### BRIEF:
Each line that contains the string "text" counts once; report how many such lines appear in the data, as a number only.
═════ PROVIDED ENTRIES
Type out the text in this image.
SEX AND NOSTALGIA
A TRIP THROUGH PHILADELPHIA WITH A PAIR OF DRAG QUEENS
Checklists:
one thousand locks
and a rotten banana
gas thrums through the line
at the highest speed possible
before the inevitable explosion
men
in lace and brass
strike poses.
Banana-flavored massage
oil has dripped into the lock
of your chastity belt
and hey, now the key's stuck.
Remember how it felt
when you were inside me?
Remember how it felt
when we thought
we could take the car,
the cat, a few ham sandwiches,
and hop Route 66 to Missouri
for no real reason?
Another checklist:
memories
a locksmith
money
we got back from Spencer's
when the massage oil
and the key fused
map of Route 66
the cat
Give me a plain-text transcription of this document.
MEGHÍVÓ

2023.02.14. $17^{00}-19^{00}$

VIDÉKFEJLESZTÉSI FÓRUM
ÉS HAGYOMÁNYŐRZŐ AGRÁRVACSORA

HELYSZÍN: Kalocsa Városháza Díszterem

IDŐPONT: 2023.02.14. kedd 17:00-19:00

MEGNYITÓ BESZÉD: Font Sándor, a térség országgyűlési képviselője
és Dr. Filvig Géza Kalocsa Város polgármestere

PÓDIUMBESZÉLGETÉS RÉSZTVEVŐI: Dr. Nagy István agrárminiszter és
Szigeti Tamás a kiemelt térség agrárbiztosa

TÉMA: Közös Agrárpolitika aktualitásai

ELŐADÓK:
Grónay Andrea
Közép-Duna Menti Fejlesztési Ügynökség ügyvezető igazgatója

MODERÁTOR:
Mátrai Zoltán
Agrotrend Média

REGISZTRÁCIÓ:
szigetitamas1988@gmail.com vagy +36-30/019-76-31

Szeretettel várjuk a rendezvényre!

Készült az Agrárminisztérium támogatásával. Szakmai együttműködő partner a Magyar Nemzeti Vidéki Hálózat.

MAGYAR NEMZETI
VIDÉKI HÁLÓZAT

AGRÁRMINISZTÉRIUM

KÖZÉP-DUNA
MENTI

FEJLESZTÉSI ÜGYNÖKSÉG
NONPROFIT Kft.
══════════
### ANSWER TO THIS PROBLEM:
2